Search the data for the string "livro" and gather each line it is in.

DATASET:
- - - - -

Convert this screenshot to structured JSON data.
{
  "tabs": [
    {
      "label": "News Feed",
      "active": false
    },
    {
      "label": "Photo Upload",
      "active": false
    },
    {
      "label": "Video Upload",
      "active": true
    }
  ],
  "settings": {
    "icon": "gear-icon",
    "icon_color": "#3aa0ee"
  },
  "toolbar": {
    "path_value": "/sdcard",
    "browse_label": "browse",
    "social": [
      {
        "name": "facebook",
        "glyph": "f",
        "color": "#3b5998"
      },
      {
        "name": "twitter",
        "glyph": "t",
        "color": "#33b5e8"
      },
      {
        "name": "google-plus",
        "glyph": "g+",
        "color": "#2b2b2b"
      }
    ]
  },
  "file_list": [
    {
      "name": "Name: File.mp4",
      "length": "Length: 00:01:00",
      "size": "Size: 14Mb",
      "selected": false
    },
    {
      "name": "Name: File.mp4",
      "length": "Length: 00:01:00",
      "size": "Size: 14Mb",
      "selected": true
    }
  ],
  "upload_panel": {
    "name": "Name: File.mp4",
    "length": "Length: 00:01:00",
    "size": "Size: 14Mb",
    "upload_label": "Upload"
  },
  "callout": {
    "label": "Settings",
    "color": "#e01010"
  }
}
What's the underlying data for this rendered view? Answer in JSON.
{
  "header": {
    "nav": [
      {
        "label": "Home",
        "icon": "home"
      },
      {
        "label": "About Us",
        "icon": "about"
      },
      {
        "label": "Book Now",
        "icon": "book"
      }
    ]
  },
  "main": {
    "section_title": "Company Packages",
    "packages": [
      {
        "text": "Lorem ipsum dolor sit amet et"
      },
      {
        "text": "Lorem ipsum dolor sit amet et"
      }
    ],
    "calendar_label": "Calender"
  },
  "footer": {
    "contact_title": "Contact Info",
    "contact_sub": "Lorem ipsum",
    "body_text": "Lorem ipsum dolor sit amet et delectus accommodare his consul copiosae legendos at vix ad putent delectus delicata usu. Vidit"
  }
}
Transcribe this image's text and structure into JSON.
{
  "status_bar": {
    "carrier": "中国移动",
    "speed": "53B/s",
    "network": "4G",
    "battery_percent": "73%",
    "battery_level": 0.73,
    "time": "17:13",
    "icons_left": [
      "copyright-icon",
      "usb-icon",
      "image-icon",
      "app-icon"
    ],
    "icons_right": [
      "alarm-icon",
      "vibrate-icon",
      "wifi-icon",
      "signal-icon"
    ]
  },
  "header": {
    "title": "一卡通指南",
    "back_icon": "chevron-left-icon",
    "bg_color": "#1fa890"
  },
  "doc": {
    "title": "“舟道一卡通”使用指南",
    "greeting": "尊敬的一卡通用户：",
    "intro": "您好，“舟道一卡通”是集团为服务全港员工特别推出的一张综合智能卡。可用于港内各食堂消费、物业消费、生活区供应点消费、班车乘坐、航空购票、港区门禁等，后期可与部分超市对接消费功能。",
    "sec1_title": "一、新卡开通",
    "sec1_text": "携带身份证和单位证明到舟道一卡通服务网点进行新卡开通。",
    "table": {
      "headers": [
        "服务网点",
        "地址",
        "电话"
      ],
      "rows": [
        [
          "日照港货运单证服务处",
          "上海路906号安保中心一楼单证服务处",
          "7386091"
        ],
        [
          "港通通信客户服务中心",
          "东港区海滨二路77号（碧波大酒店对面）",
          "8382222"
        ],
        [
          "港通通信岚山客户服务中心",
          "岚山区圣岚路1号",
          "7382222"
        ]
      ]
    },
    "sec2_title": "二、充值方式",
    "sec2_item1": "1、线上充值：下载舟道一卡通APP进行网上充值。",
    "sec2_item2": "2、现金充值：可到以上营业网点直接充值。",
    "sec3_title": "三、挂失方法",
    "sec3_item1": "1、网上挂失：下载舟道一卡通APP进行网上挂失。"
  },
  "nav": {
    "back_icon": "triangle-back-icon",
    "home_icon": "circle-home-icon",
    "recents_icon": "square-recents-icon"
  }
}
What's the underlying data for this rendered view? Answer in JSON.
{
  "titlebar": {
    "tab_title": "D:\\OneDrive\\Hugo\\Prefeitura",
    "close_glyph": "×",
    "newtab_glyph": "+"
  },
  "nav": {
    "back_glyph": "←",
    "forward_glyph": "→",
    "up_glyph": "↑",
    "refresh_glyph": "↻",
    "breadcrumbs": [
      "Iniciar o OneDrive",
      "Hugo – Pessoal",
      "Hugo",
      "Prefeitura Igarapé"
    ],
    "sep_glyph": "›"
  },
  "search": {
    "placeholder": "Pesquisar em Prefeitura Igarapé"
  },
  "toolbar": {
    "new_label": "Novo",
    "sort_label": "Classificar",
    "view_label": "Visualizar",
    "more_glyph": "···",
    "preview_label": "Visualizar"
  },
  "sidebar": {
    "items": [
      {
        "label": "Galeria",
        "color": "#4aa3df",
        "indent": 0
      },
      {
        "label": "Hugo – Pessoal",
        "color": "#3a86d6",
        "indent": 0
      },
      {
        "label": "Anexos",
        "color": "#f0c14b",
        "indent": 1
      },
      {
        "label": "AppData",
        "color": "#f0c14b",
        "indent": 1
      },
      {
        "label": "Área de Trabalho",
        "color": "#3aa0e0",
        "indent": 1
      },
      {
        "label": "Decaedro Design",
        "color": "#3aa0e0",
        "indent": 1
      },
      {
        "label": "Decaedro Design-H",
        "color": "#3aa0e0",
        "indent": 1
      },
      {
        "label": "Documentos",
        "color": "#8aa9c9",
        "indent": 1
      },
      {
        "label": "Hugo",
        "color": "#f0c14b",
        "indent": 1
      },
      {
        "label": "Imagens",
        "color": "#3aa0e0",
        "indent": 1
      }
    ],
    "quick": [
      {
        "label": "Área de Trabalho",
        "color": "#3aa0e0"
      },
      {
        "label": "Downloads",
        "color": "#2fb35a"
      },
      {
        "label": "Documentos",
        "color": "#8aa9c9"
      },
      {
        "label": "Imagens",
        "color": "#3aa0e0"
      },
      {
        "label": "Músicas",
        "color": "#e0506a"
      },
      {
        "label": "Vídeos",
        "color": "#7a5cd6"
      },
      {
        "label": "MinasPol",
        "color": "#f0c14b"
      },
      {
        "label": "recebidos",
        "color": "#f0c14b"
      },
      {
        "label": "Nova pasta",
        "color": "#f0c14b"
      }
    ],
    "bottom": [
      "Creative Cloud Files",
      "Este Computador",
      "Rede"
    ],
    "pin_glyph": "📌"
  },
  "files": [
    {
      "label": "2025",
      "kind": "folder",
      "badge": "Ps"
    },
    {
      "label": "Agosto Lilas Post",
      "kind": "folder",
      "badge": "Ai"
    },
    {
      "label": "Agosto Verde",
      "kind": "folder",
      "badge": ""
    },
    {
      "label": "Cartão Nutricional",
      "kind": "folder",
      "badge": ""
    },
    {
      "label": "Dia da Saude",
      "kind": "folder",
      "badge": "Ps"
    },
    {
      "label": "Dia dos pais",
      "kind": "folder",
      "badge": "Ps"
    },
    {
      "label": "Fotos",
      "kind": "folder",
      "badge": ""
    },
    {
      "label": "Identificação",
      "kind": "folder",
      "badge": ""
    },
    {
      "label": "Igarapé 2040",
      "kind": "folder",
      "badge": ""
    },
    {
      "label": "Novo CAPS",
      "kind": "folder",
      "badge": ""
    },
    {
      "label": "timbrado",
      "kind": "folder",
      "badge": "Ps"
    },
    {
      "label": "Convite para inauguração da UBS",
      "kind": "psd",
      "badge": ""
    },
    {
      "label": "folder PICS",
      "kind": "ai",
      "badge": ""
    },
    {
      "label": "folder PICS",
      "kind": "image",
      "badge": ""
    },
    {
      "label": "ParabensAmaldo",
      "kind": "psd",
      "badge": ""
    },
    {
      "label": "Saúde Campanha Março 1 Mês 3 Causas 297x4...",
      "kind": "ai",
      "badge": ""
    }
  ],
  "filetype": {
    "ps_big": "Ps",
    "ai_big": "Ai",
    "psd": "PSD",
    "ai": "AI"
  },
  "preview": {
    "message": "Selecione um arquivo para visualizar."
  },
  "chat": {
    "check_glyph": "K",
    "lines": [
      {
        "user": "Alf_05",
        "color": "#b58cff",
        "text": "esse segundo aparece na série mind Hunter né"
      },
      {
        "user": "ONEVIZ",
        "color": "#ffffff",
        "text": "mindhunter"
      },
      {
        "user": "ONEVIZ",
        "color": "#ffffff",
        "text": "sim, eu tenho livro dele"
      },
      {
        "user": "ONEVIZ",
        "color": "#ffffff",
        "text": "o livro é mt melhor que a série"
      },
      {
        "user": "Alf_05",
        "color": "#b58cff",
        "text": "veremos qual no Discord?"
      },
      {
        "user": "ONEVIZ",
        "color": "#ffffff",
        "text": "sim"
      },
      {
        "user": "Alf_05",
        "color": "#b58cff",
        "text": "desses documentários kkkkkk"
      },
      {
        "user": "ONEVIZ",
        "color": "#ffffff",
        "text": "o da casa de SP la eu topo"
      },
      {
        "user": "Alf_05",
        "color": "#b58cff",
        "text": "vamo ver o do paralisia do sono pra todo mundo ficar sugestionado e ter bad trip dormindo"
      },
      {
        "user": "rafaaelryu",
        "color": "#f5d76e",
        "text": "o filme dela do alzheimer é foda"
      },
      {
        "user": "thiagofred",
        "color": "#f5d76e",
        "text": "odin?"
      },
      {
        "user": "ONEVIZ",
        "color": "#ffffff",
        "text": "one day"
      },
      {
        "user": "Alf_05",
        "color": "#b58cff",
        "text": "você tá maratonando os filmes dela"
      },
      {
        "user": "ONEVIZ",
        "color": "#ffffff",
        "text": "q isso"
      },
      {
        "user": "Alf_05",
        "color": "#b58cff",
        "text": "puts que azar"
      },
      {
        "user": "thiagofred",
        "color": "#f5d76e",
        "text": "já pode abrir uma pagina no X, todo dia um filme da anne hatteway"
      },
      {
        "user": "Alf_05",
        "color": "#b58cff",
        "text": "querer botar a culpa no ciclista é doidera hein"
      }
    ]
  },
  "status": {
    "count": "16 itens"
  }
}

- - - - -

EXERCISE SOLUTION:
        "text": "sim, eu tenho livro dele"
        "text": "o livro é mt melhor que a série"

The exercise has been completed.